■ **MATERIAL SHOWN**:
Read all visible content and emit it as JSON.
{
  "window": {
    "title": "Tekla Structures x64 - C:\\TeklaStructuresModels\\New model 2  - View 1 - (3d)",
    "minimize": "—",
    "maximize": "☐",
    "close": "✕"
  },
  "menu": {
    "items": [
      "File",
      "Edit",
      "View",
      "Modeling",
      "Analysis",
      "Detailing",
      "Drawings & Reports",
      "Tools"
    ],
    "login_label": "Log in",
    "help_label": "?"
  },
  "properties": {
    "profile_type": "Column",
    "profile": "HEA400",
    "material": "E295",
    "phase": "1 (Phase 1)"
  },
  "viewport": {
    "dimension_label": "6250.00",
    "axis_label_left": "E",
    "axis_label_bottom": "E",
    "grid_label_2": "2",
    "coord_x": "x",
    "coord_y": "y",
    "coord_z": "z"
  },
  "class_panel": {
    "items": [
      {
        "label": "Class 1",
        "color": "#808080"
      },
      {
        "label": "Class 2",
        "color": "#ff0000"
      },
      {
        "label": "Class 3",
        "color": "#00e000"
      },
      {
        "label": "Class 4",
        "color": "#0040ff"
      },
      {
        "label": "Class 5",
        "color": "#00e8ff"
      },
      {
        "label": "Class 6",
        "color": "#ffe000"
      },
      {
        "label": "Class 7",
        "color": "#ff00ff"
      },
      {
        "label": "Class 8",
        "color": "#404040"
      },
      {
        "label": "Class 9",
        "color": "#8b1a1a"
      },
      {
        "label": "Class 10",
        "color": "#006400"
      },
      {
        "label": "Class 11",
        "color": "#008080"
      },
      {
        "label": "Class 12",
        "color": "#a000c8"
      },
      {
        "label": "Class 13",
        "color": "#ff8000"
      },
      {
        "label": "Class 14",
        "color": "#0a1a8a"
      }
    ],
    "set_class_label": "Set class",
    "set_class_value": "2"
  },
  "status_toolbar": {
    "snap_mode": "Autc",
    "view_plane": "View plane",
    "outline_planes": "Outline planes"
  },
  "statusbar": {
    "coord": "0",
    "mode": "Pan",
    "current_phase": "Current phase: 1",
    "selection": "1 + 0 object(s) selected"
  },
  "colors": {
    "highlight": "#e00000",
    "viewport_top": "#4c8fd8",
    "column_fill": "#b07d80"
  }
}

■ **PROBLEM TO SOLVE**:
Extract every record and return it verbatim.

■ **TASK SOLUTION**:
Read all visible content and emit it as JSON.
{
  "window": {
    "title": "Tekla Structures x64 - C:\\TeklaStructuresModels\\New model 2  - View 1 - (3d)",
    "minimize": "—",
    "maximize": "☐",
    "close": "✕"
  },
  "menu": {
    "items": [
      "File",
      "Edit",
      "View",
      "Modeling",
      "Analysis",
      "Detailing",
      "Drawings & Reports",
      "Tools"
    ],
    "login_label": "Log in",
    "help_label": "?"
  },
  "properties": {
    "profile_type": "Column",
    "profile": "HEA400",
    "material": "E295",
    "phase": "1 (Phase 1)"
  },
  "viewport": {
    "dimension_label": "6250.00",
    "axis_label_left": "E",
    "axis_label_bottom": "E",
    "grid_label_2": "2",
    "coord_x": "x",
    "coord_y": "y",
    "coord_z": "z"
  },
  "class_panel": {
    "items": [
      {
        "label": "Class 1",
        "color": "#808080"
      },
      {
        "label": "Class 2",
        "color": "#ff0000"
      },
      {
        "label": "Class 3",
        "color": "#00e000"
      },
      {
        "label": "Class 4",
        "color": "#0040ff"
      },
      {
        "label": "Class 5",
        "color": "#00e8ff"
      },
      {
        "label": "Class 6",
        "color": "#ffe000"
      },
      {
        "label": "Class 7",
        "color": "#ff00ff"
      },
      {
        "label": "Class 8",
        "color": "#404040"
      },
      {
        "label": "Class 9",
        "color": "#8b1a1a"
      },
      {
        "label": "Class 10",
        "color": "#006400"
      },
      {
        "label": "Class 11",
        "color": "#008080"
      },
      {
        "label": "Class 12",
        "color": "#a000c8"
      },
      {
        "label": "Class 13",
        "color": "#ff8000"
      },
      {
        "label": "Class 14",
        "color": "#0a1a8a"
      }
    ],
    "set_class_label": "Set class",
    "set_class_value": "2"
  },
  "status_toolbar": {
    "snap_mode": "Autc",
    "view_plane": "View plane",
    "outline_planes": "Outline planes"
  },
  "statusbar": {
    "coord": "0",
    "mode": "Pan",
    "current_phase": "Current phase: 1",
    "selection": "1 + 0 object(s) selected"
  },
  "colors": {
    "highlight": "#e00000",
    "viewport_top": "#4c8fd8",
    "column_fill": "#b07d80"
  }
}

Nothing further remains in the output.